## Records for this task

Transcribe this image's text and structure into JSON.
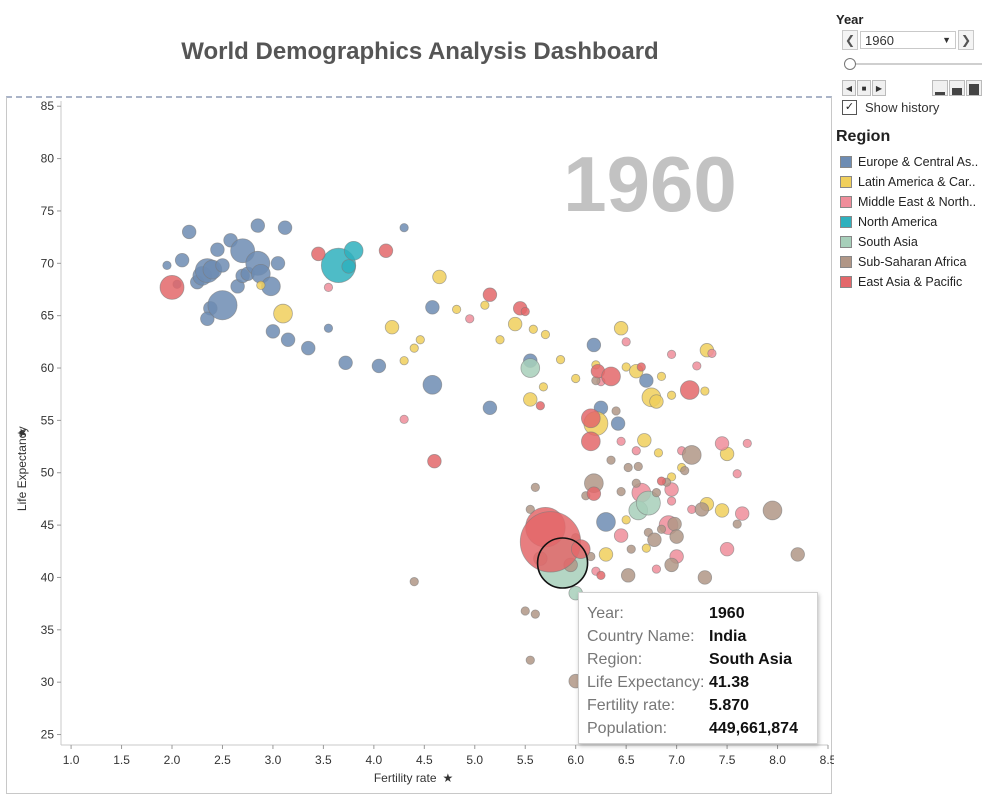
{
  "title": "World Demographics Analysis Dashboard",
  "controls": {
    "year_label": "Year",
    "year_value": "1960",
    "show_history_label": "Show history",
    "show_history_checked": true
  },
  "legend": {
    "title": "Region",
    "items": [
      {
        "label": "Europe & Central As..",
        "color": "#6d8cb3"
      },
      {
        "label": "Latin America & Car..",
        "color": "#f0cf5c"
      },
      {
        "label": "Middle East & North..",
        "color": "#ef8d9a"
      },
      {
        "label": "North America",
        "color": "#2fb0bd"
      },
      {
        "label": "South Asia",
        "color": "#a7cfba"
      },
      {
        "label": "Sub-Saharan Africa",
        "color": "#b09686"
      },
      {
        "label": "East Asia & Pacific",
        "color": "#e3676a"
      }
    ]
  },
  "tooltip": {
    "rows": [
      {
        "key": "Year:",
        "value": "1960"
      },
      {
        "key": "Country Name:",
        "value": "India"
      },
      {
        "key": "Region:",
        "value": "South Asia"
      },
      {
        "key": "Life Expectancy:",
        "value": "41.38"
      },
      {
        "key": "Fertility rate:",
        "value": "5.870"
      },
      {
        "key": "Population:",
        "value": "449,661,874"
      }
    ]
  },
  "chart_data": {
    "type": "scatter",
    "title": "",
    "watermark": "1960",
    "xlabel": "Fertility rate",
    "ylabel": "Life Expectancy",
    "xlim": [
      0.9,
      8.5
    ],
    "ylim": [
      24,
      85.5
    ],
    "xticks": [
      1.0,
      1.5,
      2.0,
      2.5,
      3.0,
      3.5,
      4.0,
      4.5,
      5.0,
      5.5,
      6.0,
      6.5,
      7.0,
      7.5,
      8.0,
      8.5
    ],
    "yticks": [
      25,
      30,
      35,
      40,
      45,
      50,
      55,
      60,
      65,
      70,
      75,
      80,
      85
    ],
    "size_measure": "Population",
    "region_colors": {
      "EU": "#6d8cb3",
      "LA": "#f0cf5c",
      "ME": "#ef8d9a",
      "NA": "#2fb0bd",
      "SA": "#a7cfba",
      "AF": "#b09686",
      "EA": "#e3676a"
    },
    "series": [
      {
        "name": "Europe & Central As..",
        "key": "EU",
        "points": [
          [
            1.95,
            69.8,
            1
          ],
          [
            2.05,
            68.0,
            1
          ],
          [
            2.1,
            70.3,
            2
          ],
          [
            2.17,
            73.0,
            2
          ],
          [
            2.25,
            68.2,
            2
          ],
          [
            2.3,
            68.8,
            3
          ],
          [
            2.35,
            69.3,
            4
          ],
          [
            2.38,
            65.7,
            2
          ],
          [
            2.35,
            64.7,
            2
          ],
          [
            2.4,
            69.4,
            3
          ],
          [
            2.45,
            71.3,
            2
          ],
          [
            2.5,
            66.0,
            5
          ],
          [
            2.5,
            69.8,
            2
          ],
          [
            2.58,
            72.2,
            2
          ],
          [
            2.65,
            67.8,
            2
          ],
          [
            2.7,
            71.2,
            4
          ],
          [
            2.7,
            68.8,
            2
          ],
          [
            2.75,
            69.0,
            2
          ],
          [
            2.85,
            70.0,
            4
          ],
          [
            2.88,
            69.0,
            3
          ],
          [
            2.85,
            73.6,
            2
          ],
          [
            2.98,
            67.8,
            3
          ],
          [
            3.05,
            70.0,
            2
          ],
          [
            3.12,
            73.4,
            2
          ],
          [
            3.0,
            63.5,
            2
          ],
          [
            3.15,
            62.7,
            2
          ],
          [
            3.35,
            61.9,
            2
          ],
          [
            3.55,
            63.8,
            1
          ],
          [
            3.72,
            60.5,
            2
          ],
          [
            4.05,
            60.2,
            2
          ],
          [
            4.3,
            73.4,
            1
          ],
          [
            4.58,
            65.8,
            2
          ],
          [
            4.58,
            58.4,
            3
          ],
          [
            5.15,
            56.2,
            2
          ],
          [
            5.55,
            60.7,
            2
          ],
          [
            6.18,
            62.2,
            2
          ],
          [
            6.25,
            56.2,
            2
          ],
          [
            6.42,
            54.7,
            2
          ],
          [
            6.7,
            58.8,
            2
          ],
          [
            6.3,
            45.3,
            3
          ]
        ]
      },
      {
        "name": "Latin America & Car..",
        "key": "LA",
        "points": [
          [
            2.88,
            67.9,
            1
          ],
          [
            3.1,
            65.2,
            3
          ],
          [
            4.18,
            63.9,
            2
          ],
          [
            4.3,
            60.7,
            1
          ],
          [
            4.4,
            61.9,
            1
          ],
          [
            4.46,
            62.7,
            1
          ],
          [
            4.65,
            68.7,
            2
          ],
          [
            4.82,
            65.6,
            1
          ],
          [
            5.1,
            66.0,
            1
          ],
          [
            5.25,
            62.7,
            1
          ],
          [
            5.4,
            64.2,
            2
          ],
          [
            5.58,
            63.7,
            1
          ],
          [
            5.7,
            63.2,
            1
          ],
          [
            5.85,
            60.8,
            1
          ],
          [
            5.68,
            58.2,
            1
          ],
          [
            5.55,
            57.0,
            2
          ],
          [
            6.0,
            59.0,
            1
          ],
          [
            6.2,
            60.3,
            1
          ],
          [
            6.45,
            63.8,
            2
          ],
          [
            6.5,
            60.1,
            1
          ],
          [
            6.6,
            59.7,
            2
          ],
          [
            6.75,
            57.2,
            3
          ],
          [
            6.8,
            56.8,
            2
          ],
          [
            6.85,
            59.2,
            1
          ],
          [
            6.95,
            57.4,
            1
          ],
          [
            7.28,
            57.8,
            1
          ],
          [
            7.3,
            61.7,
            2
          ],
          [
            6.2,
            54.7,
            4
          ],
          [
            6.68,
            53.1,
            2
          ],
          [
            6.82,
            51.9,
            1
          ],
          [
            6.95,
            49.6,
            1
          ],
          [
            7.5,
            51.8,
            2
          ],
          [
            7.05,
            50.5,
            1
          ],
          [
            7.3,
            47.0,
            2
          ],
          [
            7.45,
            46.4,
            2
          ],
          [
            6.3,
            42.2,
            2
          ],
          [
            6.7,
            42.8,
            1
          ],
          [
            6.5,
            45.5,
            1
          ]
        ]
      },
      {
        "name": "Middle East & North..",
        "key": "ME",
        "points": [
          [
            3.55,
            67.7,
            1
          ],
          [
            4.3,
            55.1,
            1
          ],
          [
            4.95,
            64.7,
            1
          ],
          [
            6.25,
            58.7,
            1
          ],
          [
            6.5,
            62.5,
            1
          ],
          [
            6.95,
            61.3,
            1
          ],
          [
            7.2,
            60.2,
            1
          ],
          [
            7.05,
            52.1,
            1
          ],
          [
            7.45,
            52.8,
            2
          ],
          [
            7.6,
            49.9,
            1
          ],
          [
            7.65,
            46.1,
            2
          ],
          [
            6.65,
            48.1,
            3
          ],
          [
            6.95,
            48.4,
            2
          ],
          [
            7.15,
            46.5,
            1
          ],
          [
            6.92,
            45.0,
            3
          ],
          [
            6.8,
            40.8,
            1
          ],
          [
            7.0,
            42.0,
            2
          ],
          [
            7.5,
            42.7,
            2
          ],
          [
            7.35,
            61.4,
            1
          ],
          [
            7.7,
            52.8,
            1
          ],
          [
            6.45,
            53.0,
            1
          ],
          [
            6.95,
            47.3,
            1
          ],
          [
            6.6,
            52.1,
            1
          ],
          [
            6.2,
            40.6,
            1
          ],
          [
            6.45,
            44.0,
            2
          ]
        ]
      },
      {
        "name": "North America",
        "key": "NA",
        "points": [
          [
            3.65,
            69.8,
            6
          ],
          [
            3.8,
            71.2,
            3
          ],
          [
            3.75,
            69.7,
            2
          ]
        ]
      },
      {
        "name": "South Asia",
        "key": "SA",
        "points": [
          [
            5.55,
            60.0,
            3
          ],
          [
            6.62,
            46.4,
            3
          ],
          [
            6.72,
            47.1,
            4
          ],
          [
            6.0,
            38.5,
            2
          ],
          [
            5.87,
            41.38,
            9
          ]
        ]
      },
      {
        "name": "Sub-Saharan Africa",
        "key": "AF",
        "points": [
          [
            4.4,
            39.6,
            1
          ],
          [
            5.55,
            46.5,
            1
          ],
          [
            5.6,
            48.6,
            1
          ],
          [
            5.5,
            36.8,
            1
          ],
          [
            5.55,
            32.1,
            1
          ],
          [
            5.6,
            36.5,
            1
          ],
          [
            5.65,
            41.8,
            2
          ],
          [
            5.95,
            41.2,
            2
          ],
          [
            6.0,
            43.8,
            1
          ],
          [
            6.1,
            47.8,
            1
          ],
          [
            6.18,
            49.0,
            3
          ],
          [
            6.2,
            58.8,
            1
          ],
          [
            6.35,
            51.2,
            1
          ],
          [
            6.4,
            55.9,
            1
          ],
          [
            6.45,
            48.2,
            1
          ],
          [
            6.52,
            50.5,
            1
          ],
          [
            6.55,
            42.7,
            1
          ],
          [
            6.6,
            49.0,
            1
          ],
          [
            6.62,
            50.6,
            1
          ],
          [
            6.72,
            44.3,
            1
          ],
          [
            6.78,
            43.6,
            2
          ],
          [
            6.8,
            48.1,
            1
          ],
          [
            6.85,
            44.6,
            1
          ],
          [
            6.9,
            49.1,
            1
          ],
          [
            6.95,
            41.2,
            2
          ],
          [
            6.98,
            45.1,
            2
          ],
          [
            7.0,
            43.9,
            2
          ],
          [
            7.08,
            50.2,
            1
          ],
          [
            7.15,
            51.7,
            3
          ],
          [
            7.25,
            46.5,
            2
          ],
          [
            7.28,
            40.0,
            2
          ],
          [
            7.6,
            45.1,
            1
          ],
          [
            7.95,
            46.4,
            3
          ],
          [
            8.2,
            42.2,
            2
          ],
          [
            6.52,
            40.2,
            2
          ],
          [
            6.0,
            30.1,
            2
          ],
          [
            6.15,
            42.0,
            1
          ]
        ]
      },
      {
        "name": "East Asia & Pacific",
        "key": "EA",
        "points": [
          [
            2.0,
            67.7,
            4
          ],
          [
            3.45,
            70.9,
            2
          ],
          [
            4.12,
            71.2,
            2
          ],
          [
            4.6,
            51.1,
            2
          ],
          [
            5.15,
            67.0,
            2
          ],
          [
            5.45,
            65.7,
            2
          ],
          [
            5.5,
            65.4,
            1
          ],
          [
            5.65,
            56.4,
            1
          ],
          [
            6.15,
            55.2,
            3
          ],
          [
            6.15,
            53.0,
            3
          ],
          [
            6.22,
            59.7,
            2
          ],
          [
            6.35,
            59.2,
            3
          ],
          [
            6.18,
            48.0,
            2
          ],
          [
            6.65,
            60.1,
            1
          ],
          [
            7.13,
            57.9,
            3
          ],
          [
            5.7,
            44.8,
            7
          ],
          [
            5.75,
            43.4,
            11
          ],
          [
            6.05,
            42.7,
            3
          ],
          [
            6.25,
            40.2,
            1
          ],
          [
            6.85,
            49.2,
            1
          ]
        ]
      }
    ],
    "highlight": {
      "country": "India",
      "region": "SA",
      "x": 5.87,
      "y": 41.38
    }
  }
}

## The request
Indicate how many lines of the material include the word "Expectancy"; the number alone is required.

## Result below
2